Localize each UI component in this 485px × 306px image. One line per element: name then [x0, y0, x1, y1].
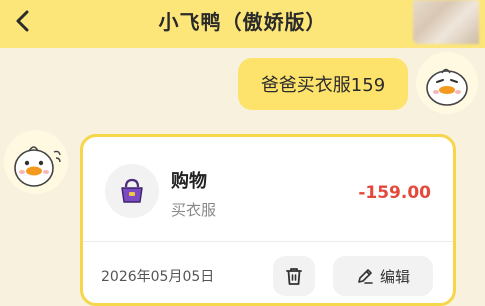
bot-avatar[interactable] [4, 130, 68, 194]
divider [83, 241, 453, 242]
trash-icon [286, 268, 302, 285]
edit-label: 编辑 [379, 267, 410, 286]
user-avatar[interactable] [416, 52, 478, 114]
delete-button[interactable] [273, 256, 315, 296]
amount-value: -159.00 [358, 183, 431, 203]
profile-avatar[interactable] [413, 0, 479, 44]
category-name: 购物 [171, 171, 207, 192]
duck-avatar-icon [417, 53, 477, 113]
record-note: 买衣服 [171, 201, 217, 219]
top-bar: 小飞鸭（傲娇版） [0, 0, 485, 48]
handbag-icon [121, 178, 143, 203]
record-date: 2026年05月05日 [101, 269, 215, 285]
duck-avatar-icon [5, 131, 67, 193]
category-icon-container [105, 164, 159, 218]
user-message-bubble: 爸爸买衣服159 [238, 58, 408, 110]
edit-button[interactable]: 编辑 [333, 256, 433, 296]
transaction-card: 购物 买衣服 -159.00 2026年05月05日 编辑 [80, 134, 456, 306]
pencil-icon [358, 269, 373, 284]
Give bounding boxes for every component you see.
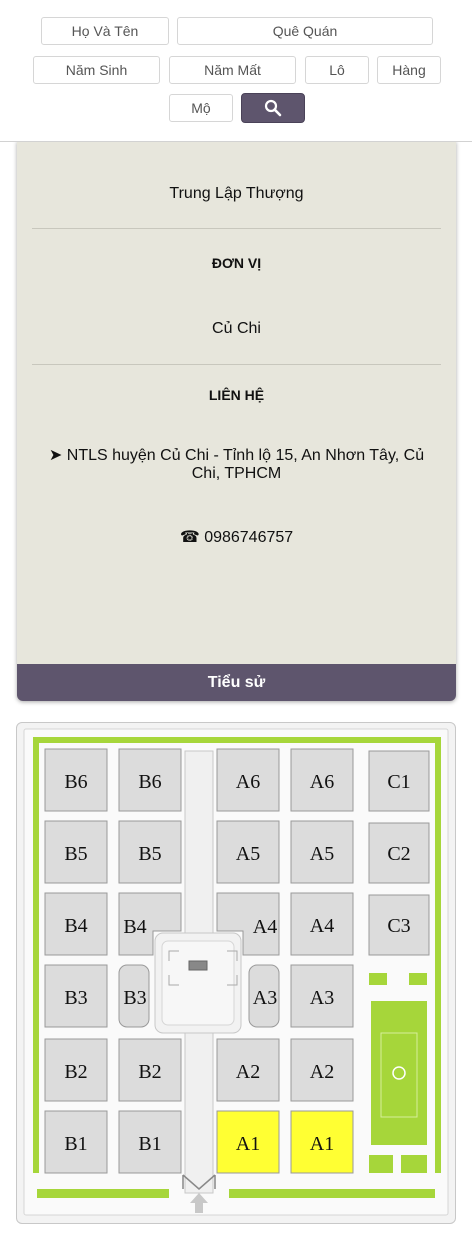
plot-c2[interactable]: C2 [368, 822, 430, 884]
plot-a3b[interactable]: A3 [290, 964, 354, 1028]
plot-a2a[interactable]: A2 [216, 1038, 280, 1102]
svg-text:A1: A1 [236, 1133, 260, 1155]
svg-text:B6: B6 [64, 771, 87, 793]
svg-text:C2: C2 [387, 843, 410, 865]
svg-text:A4: A4 [310, 915, 334, 937]
plot-b3a[interactable]: B3 [44, 964, 108, 1028]
cemetery-map-drawing: B6 B6 A6 A6 C1 B5 B5 A5 A5 C2 B4 B4 A4 A… [23, 728, 449, 1216]
name-input[interactable] [41, 17, 169, 45]
grave-input[interactable] [169, 94, 233, 122]
plot-b1b[interactable]: B1 [118, 1110, 182, 1174]
svg-text:A3: A3 [253, 987, 277, 1009]
plot-b3b[interactable]: B3 [118, 964, 150, 1028]
search-icon [264, 99, 282, 117]
plot-b5a[interactable]: B5 [44, 820, 108, 884]
plot-a6a[interactable]: A6 [216, 748, 280, 812]
plot-b6a[interactable]: B6 [44, 748, 108, 812]
hometown-input[interactable] [177, 17, 433, 45]
plot-b4a[interactable]: B4 [44, 892, 108, 956]
plot-a1b[interactable]: A1 [290, 1110, 354, 1174]
unit-value: Củ Chi [212, 320, 261, 337]
plot-a1a[interactable]: A1 [216, 1110, 280, 1174]
hedge-bottom-right [229, 1189, 435, 1198]
plot-b1a[interactable]: B1 [44, 1110, 108, 1174]
svg-text:A6: A6 [236, 771, 260, 793]
cemetery-map: B6 B6 A6 A6 C1 B5 B5 A5 A5 C2 B4 B4 A4 A… [16, 722, 456, 1224]
plot-a4b[interactable]: A4 [290, 892, 354, 956]
plot-a2b[interactable]: A2 [290, 1038, 354, 1102]
svg-text:A5: A5 [310, 843, 334, 865]
search-button[interactable] [241, 93, 305, 123]
svg-text:B4: B4 [64, 915, 87, 937]
garden-strip [409, 973, 427, 985]
monument [188, 960, 208, 971]
svg-text:A2: A2 [310, 1061, 334, 1083]
info-card: Trung Lập Thượng ĐƠN VỊ Củ Chi LIÊN HỆ ➤… [17, 141, 456, 701]
svg-text:B3: B3 [123, 987, 146, 1009]
svg-text:A5: A5 [236, 843, 260, 865]
garden-strip [401, 1155, 427, 1173]
svg-text:A1: A1 [310, 1133, 334, 1155]
svg-text:C3: C3 [387, 915, 410, 937]
svg-text:B2: B2 [138, 1061, 161, 1083]
plot-a6b[interactable]: A6 [290, 748, 354, 812]
svg-text:C1: C1 [387, 771, 410, 793]
row-input[interactable] [377, 56, 441, 84]
biography-button[interactable]: Tiểu sử [17, 664, 456, 701]
birth-year-input[interactable] [33, 56, 160, 84]
plot-b2a[interactable]: B2 [44, 1038, 108, 1102]
svg-text:A6: A6 [310, 771, 334, 793]
garden-strip [369, 1155, 393, 1173]
plot-b2b[interactable]: B2 [118, 1038, 182, 1102]
plot-c3[interactable]: C3 [368, 894, 430, 956]
svg-text:B5: B5 [64, 843, 87, 865]
svg-text:B1: B1 [138, 1133, 161, 1155]
hedge-right [435, 737, 441, 1173]
plot-b5b[interactable]: B5 [118, 820, 182, 884]
contact-phone: ☎ 0986746757 [179, 529, 294, 546]
divider [32, 228, 441, 229]
plot-c1[interactable]: C1 [368, 750, 430, 812]
death-year-input[interactable] [169, 56, 296, 84]
contact-label: LIÊN HỆ [208, 387, 265, 403]
svg-text:A4: A4 [253, 916, 277, 938]
divider [32, 364, 441, 365]
svg-text:A3: A3 [310, 987, 334, 1009]
search-panel [0, 0, 472, 142]
unit-label: ĐƠN VỊ [211, 255, 262, 271]
plot-a5b[interactable]: A5 [290, 820, 354, 884]
svg-text:B5: B5 [138, 843, 161, 865]
hedge-top [33, 737, 441, 743]
svg-text:B4: B4 [123, 916, 146, 938]
svg-text:A2: A2 [236, 1061, 260, 1083]
plot-a5a[interactable]: A5 [216, 820, 280, 884]
garden-bed [371, 1001, 427, 1145]
svg-text:B6: B6 [138, 771, 161, 793]
svg-text:B3: B3 [64, 987, 87, 1009]
plot-b6b[interactable]: B6 [118, 748, 182, 812]
hedge-bottom-left [37, 1189, 169, 1198]
contact-address: ➤ NTLS huyện Củ Chi - Tỉnh lộ 15, An Nhơ… [48, 447, 425, 482]
svg-text:B1: B1 [64, 1133, 87, 1155]
hedge-left [33, 737, 39, 1173]
garden-strip [369, 973, 387, 985]
lot-input[interactable] [305, 56, 369, 84]
plot-a3a[interactable]: A3 [248, 964, 280, 1028]
hometown-value: Trung Lập Thượng [169, 185, 304, 202]
svg-text:B2: B2 [64, 1061, 87, 1083]
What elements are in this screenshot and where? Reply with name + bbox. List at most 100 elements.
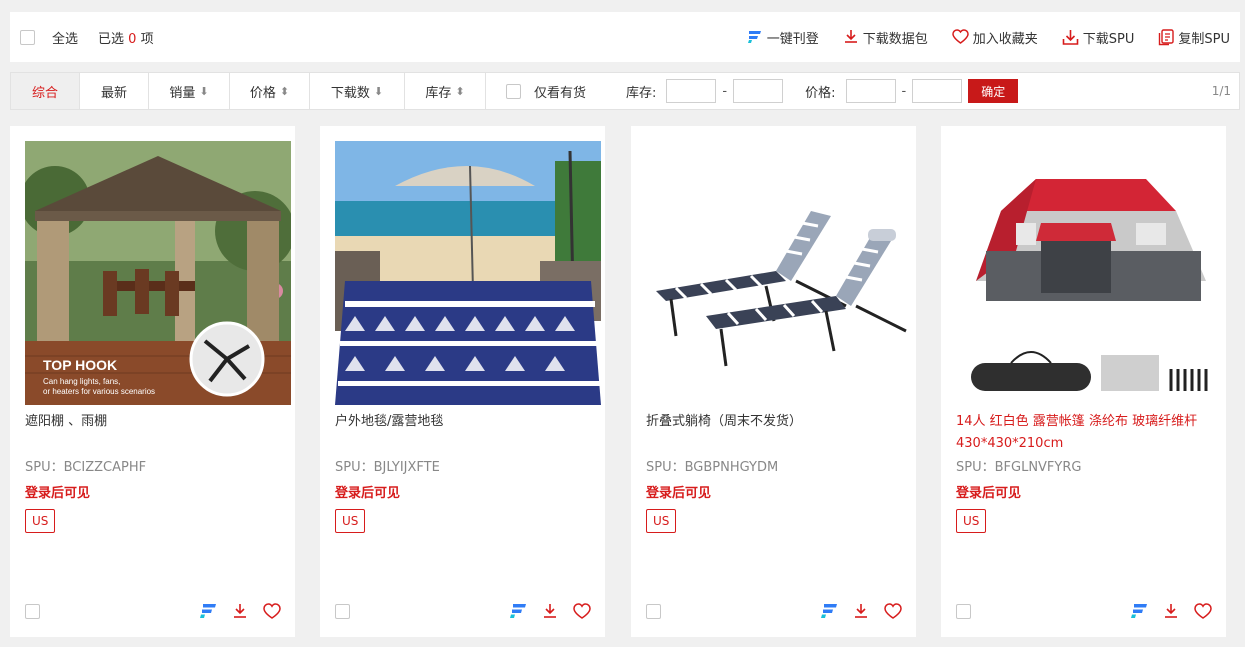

○ ○ ○ ○ ○

Required task:
Copy out, in full, each line of the rows above that contains the string "input".

Exercise answer:
name-input[interactable] [41, 17, 169, 45]
grave-input[interactable] [169, 94, 233, 122]
hometown-input[interactable] [177, 17, 433, 45]
row-input[interactable] [377, 56, 441, 84]
birth-year-input[interactable] [33, 56, 160, 84]
death-year-input[interactable] [169, 56, 296, 84]
lot-input[interactable] [305, 56, 369, 84]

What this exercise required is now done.